_What is asked_
From the listing below, extract each entry exactly as written, minus the images.

_Data excerpts_
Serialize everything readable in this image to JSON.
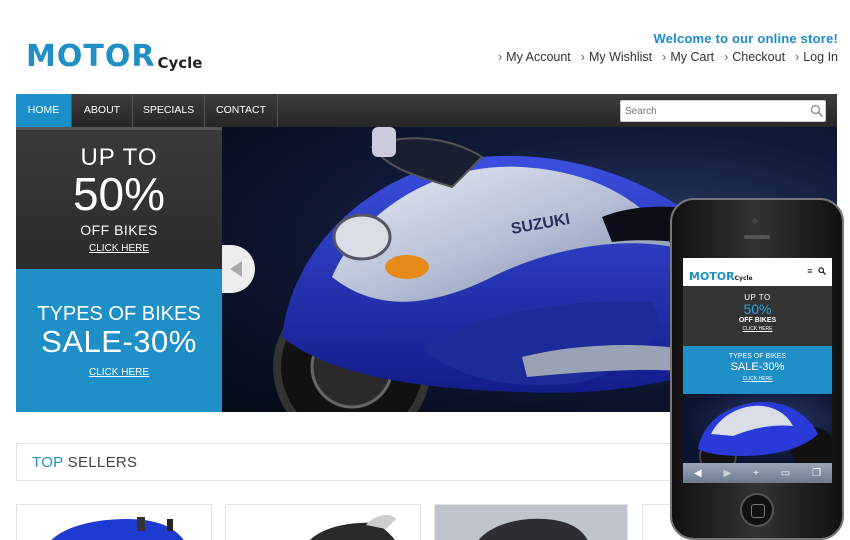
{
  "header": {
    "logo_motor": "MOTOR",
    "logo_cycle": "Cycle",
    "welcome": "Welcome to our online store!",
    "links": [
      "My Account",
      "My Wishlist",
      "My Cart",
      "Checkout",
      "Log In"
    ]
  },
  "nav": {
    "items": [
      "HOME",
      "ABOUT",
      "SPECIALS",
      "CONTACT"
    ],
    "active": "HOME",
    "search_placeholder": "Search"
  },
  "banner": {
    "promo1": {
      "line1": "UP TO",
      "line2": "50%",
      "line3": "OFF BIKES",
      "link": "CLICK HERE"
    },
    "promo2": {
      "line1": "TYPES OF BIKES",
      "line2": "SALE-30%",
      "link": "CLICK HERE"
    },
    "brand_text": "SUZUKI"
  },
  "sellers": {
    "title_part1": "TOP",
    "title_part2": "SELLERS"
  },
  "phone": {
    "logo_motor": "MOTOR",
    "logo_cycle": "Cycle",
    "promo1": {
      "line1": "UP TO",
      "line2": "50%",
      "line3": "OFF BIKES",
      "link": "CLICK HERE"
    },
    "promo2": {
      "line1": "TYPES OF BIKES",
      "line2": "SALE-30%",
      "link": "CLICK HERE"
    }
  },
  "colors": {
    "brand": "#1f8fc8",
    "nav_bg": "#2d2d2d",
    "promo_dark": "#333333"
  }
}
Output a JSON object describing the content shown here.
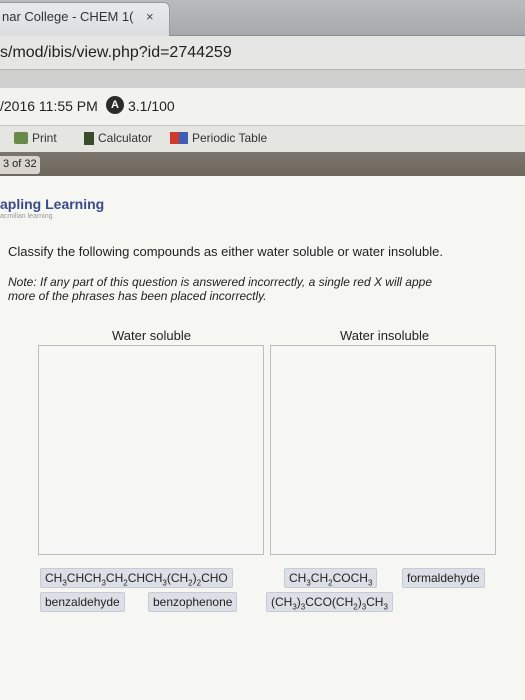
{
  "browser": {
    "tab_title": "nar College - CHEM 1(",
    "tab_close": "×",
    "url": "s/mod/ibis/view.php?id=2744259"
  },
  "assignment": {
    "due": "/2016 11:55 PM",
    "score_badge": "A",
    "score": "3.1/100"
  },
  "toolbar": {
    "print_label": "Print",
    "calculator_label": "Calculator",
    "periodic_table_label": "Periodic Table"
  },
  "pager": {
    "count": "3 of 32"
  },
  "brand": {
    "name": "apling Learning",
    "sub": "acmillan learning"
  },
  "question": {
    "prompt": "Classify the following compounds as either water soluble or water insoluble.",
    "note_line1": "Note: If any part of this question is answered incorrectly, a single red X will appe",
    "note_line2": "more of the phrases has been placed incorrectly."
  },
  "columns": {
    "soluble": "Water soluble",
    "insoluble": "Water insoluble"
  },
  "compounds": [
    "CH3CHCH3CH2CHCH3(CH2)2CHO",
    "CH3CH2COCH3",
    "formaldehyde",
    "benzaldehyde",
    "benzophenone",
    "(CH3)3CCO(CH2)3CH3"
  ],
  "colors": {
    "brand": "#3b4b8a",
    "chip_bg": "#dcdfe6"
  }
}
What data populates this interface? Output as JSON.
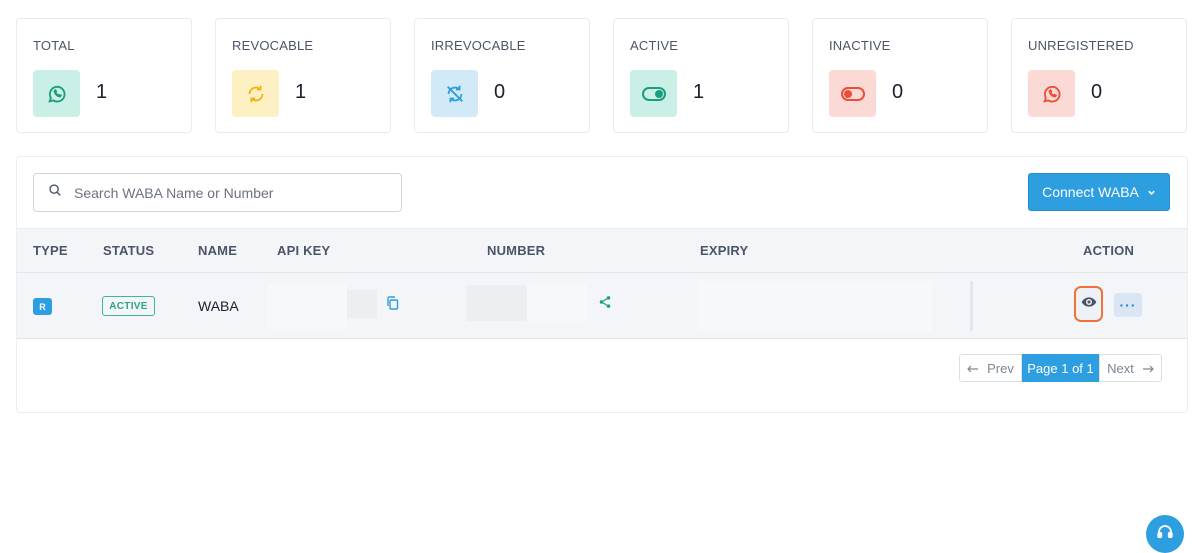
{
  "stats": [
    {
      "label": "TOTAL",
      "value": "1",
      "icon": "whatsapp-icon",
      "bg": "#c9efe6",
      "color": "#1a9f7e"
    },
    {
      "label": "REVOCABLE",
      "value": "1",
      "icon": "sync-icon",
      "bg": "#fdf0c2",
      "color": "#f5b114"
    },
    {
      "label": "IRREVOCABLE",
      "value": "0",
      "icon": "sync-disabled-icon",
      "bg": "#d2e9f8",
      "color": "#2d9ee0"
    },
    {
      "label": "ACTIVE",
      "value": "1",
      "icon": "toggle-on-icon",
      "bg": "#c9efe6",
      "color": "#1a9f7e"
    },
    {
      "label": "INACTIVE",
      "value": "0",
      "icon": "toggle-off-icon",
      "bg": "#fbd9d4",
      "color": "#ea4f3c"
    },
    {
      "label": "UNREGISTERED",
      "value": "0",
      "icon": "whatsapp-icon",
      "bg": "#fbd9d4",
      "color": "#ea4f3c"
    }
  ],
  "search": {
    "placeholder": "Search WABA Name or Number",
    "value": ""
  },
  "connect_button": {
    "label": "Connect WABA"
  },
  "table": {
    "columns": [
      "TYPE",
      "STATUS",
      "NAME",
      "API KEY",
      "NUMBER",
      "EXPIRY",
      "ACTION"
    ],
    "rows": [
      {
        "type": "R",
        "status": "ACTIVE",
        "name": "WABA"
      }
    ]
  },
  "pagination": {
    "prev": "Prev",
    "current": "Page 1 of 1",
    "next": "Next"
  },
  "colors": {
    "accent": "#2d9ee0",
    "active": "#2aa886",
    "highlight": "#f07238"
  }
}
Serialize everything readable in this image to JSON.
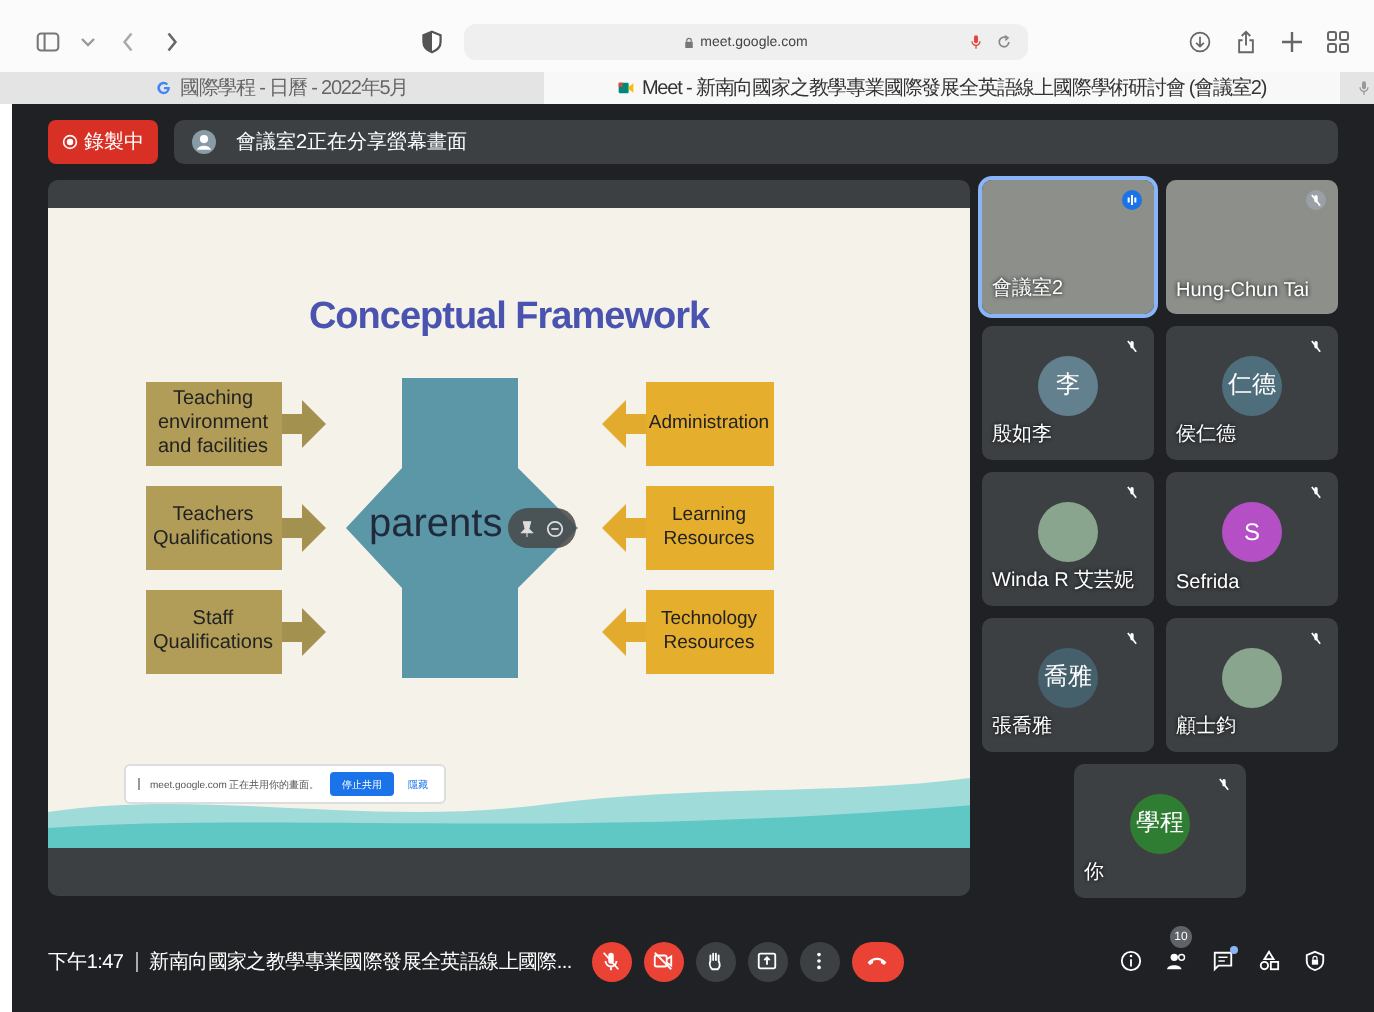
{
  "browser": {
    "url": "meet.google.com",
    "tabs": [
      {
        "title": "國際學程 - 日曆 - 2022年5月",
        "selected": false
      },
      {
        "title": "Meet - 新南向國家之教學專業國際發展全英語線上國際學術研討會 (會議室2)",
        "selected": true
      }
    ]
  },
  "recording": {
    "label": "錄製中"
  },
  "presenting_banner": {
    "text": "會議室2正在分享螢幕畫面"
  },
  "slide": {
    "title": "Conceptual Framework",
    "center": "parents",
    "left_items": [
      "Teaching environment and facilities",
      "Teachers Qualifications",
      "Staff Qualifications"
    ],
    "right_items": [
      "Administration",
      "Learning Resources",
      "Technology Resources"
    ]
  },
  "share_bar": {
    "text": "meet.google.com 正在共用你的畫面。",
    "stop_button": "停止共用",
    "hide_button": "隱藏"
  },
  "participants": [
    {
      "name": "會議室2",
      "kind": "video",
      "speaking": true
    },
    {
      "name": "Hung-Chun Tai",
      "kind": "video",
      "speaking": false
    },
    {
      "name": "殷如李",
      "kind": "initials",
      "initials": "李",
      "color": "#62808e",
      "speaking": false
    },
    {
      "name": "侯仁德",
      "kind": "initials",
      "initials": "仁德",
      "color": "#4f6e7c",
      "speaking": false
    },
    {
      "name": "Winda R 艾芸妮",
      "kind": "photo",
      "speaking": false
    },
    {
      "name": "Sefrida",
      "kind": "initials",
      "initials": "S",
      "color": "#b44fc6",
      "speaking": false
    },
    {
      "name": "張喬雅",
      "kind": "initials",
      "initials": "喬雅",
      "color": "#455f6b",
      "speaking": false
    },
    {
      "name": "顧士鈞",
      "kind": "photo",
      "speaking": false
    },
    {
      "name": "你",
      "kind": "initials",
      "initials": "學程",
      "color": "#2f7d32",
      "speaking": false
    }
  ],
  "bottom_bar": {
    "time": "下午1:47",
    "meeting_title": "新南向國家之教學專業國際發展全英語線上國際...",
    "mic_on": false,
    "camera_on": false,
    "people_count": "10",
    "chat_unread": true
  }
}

_Solution to the problem_
Serialize everything readable in this image to JSON.
{
  "header": {
    "logo_motor": "MOTOR",
    "logo_cycle": "Cycle",
    "welcome": "Welcome to our online store!",
    "links": [
      "My Account",
      "My Wishlist",
      "My Cart",
      "Checkout",
      "Log In"
    ]
  },
  "nav": {
    "items": [
      "HOME",
      "ABOUT",
      "SPECIALS",
      "CONTACT"
    ],
    "active": "HOME",
    "search_placeholder": "Search"
  },
  "banner": {
    "promo1": {
      "line1": "UP TO",
      "line2": "50%",
      "line3": "OFF BIKES",
      "link": "CLICK HERE"
    },
    "promo2": {
      "line1": "TYPES OF BIKES",
      "line2": "SALE-30%",
      "link": "CLICK HERE"
    },
    "brand_text": "SUZUKI"
  },
  "sellers": {
    "title_part1": "TOP",
    "title_part2": "SELLERS"
  },
  "phone": {
    "logo_motor": "MOTOR",
    "logo_cycle": "Cycle",
    "promo1": {
      "line1": "UP TO",
      "line2": "50%",
      "line3": "OFF BIKES",
      "link": "CLICK HERE"
    },
    "promo2": {
      "line1": "TYPES OF BIKES",
      "line2": "SALE-30%",
      "link": "CLICK HERE"
    }
  },
  "colors": {
    "brand": "#1f8fc8",
    "nav_bg": "#2d2d2d",
    "promo_dark": "#333333"
  }
}
Output a JSON object describing the content shown here.
{
  "browser": {
    "tab_title": "nar College - CHEM 1(",
    "tab_close": "×",
    "url": "s/mod/ibis/view.php?id=2744259"
  },
  "assignment": {
    "due": "/2016 11:55 PM",
    "score_badge": "A",
    "score": "3.1/100"
  },
  "toolbar": {
    "print_label": "Print",
    "calculator_label": "Calculator",
    "periodic_table_label": "Periodic Table"
  },
  "pager": {
    "count": "3 of 32"
  },
  "brand": {
    "name": "apling Learning",
    "sub": "acmillan learning"
  },
  "question": {
    "prompt": "Classify the following compounds as either water soluble or water insoluble.",
    "note_line1": "Note: If any part of this question is answered incorrectly, a single red X will appe",
    "note_line2": "more of the phrases has been placed incorrectly."
  },
  "columns": {
    "soluble": "Water soluble",
    "insoluble": "Water insoluble"
  },
  "compounds": [
    "CH3CHCH3CH2CHCH3(CH2)2CHO",
    "CH3CH2COCH3",
    "formaldehyde",
    "benzaldehyde",
    "benzophenone",
    "(CH3)3CCO(CH2)3CH3"
  ],
  "colors": {
    "brand": "#3b4b8a",
    "chip_bg": "#dcdfe6"
  }
}
What data populates this interface? Output as JSON.
{
  "stats": [
    {
      "label": "TOTAL",
      "value": "1",
      "icon": "whatsapp-icon",
      "bg": "#c9efe6",
      "color": "#1a9f7e"
    },
    {
      "label": "REVOCABLE",
      "value": "1",
      "icon": "sync-icon",
      "bg": "#fdf0c2",
      "color": "#f5b114"
    },
    {
      "label": "IRREVOCABLE",
      "value": "0",
      "icon": "sync-disabled-icon",
      "bg": "#d2e9f8",
      "color": "#2d9ee0"
    },
    {
      "label": "ACTIVE",
      "value": "1",
      "icon": "toggle-on-icon",
      "bg": "#c9efe6",
      "color": "#1a9f7e"
    },
    {
      "label": "INACTIVE",
      "value": "0",
      "icon": "toggle-off-icon",
      "bg": "#fbd9d4",
      "color": "#ea4f3c"
    },
    {
      "label": "UNREGISTERED",
      "value": "0",
      "icon": "whatsapp-icon",
      "bg": "#fbd9d4",
      "color": "#ea4f3c"
    }
  ],
  "search": {
    "placeholder": "Search WABA Name or Number",
    "value": ""
  },
  "connect_button": {
    "label": "Connect WABA"
  },
  "table": {
    "columns": [
      "TYPE",
      "STATUS",
      "NAME",
      "API KEY",
      "NUMBER",
      "EXPIRY",
      "ACTION"
    ],
    "rows": [
      {
        "type": "R",
        "status": "ACTIVE",
        "name": "WABA"
      }
    ]
  },
  "pagination": {
    "prev": "Prev",
    "current": "Page 1 of 1",
    "next": "Next"
  },
  "colors": {
    "accent": "#2d9ee0",
    "active": "#2aa886",
    "highlight": "#f07238"
  }
}
Serialize everything readable in this image to JSON.
{
  "browser": {
    "url": "meet.google.com",
    "tabs": [
      {
        "title": "國際學程 - 日曆 - 2022年5月",
        "selected": false
      },
      {
        "title": "Meet - 新南向國家之教學專業國際發展全英語線上國際學術研討會 (會議室2)",
        "selected": true
      }
    ]
  },
  "recording": {
    "label": "錄製中"
  },
  "presenting_banner": {
    "text": "會議室2正在分享螢幕畫面"
  },
  "slide": {
    "title": "Conceptual Framework",
    "center": "parents",
    "left_items": [
      "Teaching environment and facilities",
      "Teachers Qualifications",
      "Staff Qualifications"
    ],
    "right_items": [
      "Administration",
      "Learning Resources",
      "Technology Resources"
    ]
  },
  "share_bar": {
    "text": "meet.google.com 正在共用你的畫面。",
    "stop_button": "停止共用",
    "hide_button": "隱藏"
  },
  "participants": [
    {
      "name": "會議室2",
      "kind": "video",
      "speaking": true
    },
    {
      "name": "Hung-Chun Tai",
      "kind": "video",
      "speaking": false
    },
    {
      "name": "殷如李",
      "kind": "initials",
      "initials": "李",
      "color": "#62808e",
      "speaking": false
    },
    {
      "name": "侯仁德",
      "kind": "initials",
      "initials": "仁德",
      "color": "#4f6e7c",
      "speaking": false
    },
    {
      "name": "Winda R 艾芸妮",
      "kind": "photo",
      "speaking": false
    },
    {
      "name": "Sefrida",
      "kind": "initials",
      "initials": "S",
      "color": "#b44fc6",
      "speaking": false
    },
    {
      "name": "張喬雅",
      "kind": "initials",
      "initials": "喬雅",
      "color": "#455f6b",
      "speaking": false
    },
    {
      "name": "顧士鈞",
      "kind": "photo",
      "speaking": false
    },
    {
      "name": "你",
      "kind": "initials",
      "initials": "學程",
      "color": "#2f7d32",
      "speaking": false
    }
  ],
  "bottom_bar": {
    "time": "下午1:47",
    "meeting_title": "新南向國家之教學專業國際發展全英語線上國際...",
    "mic_on": false,
    "camera_on": false,
    "people_count": "10",
    "chat_unread": true
  }
}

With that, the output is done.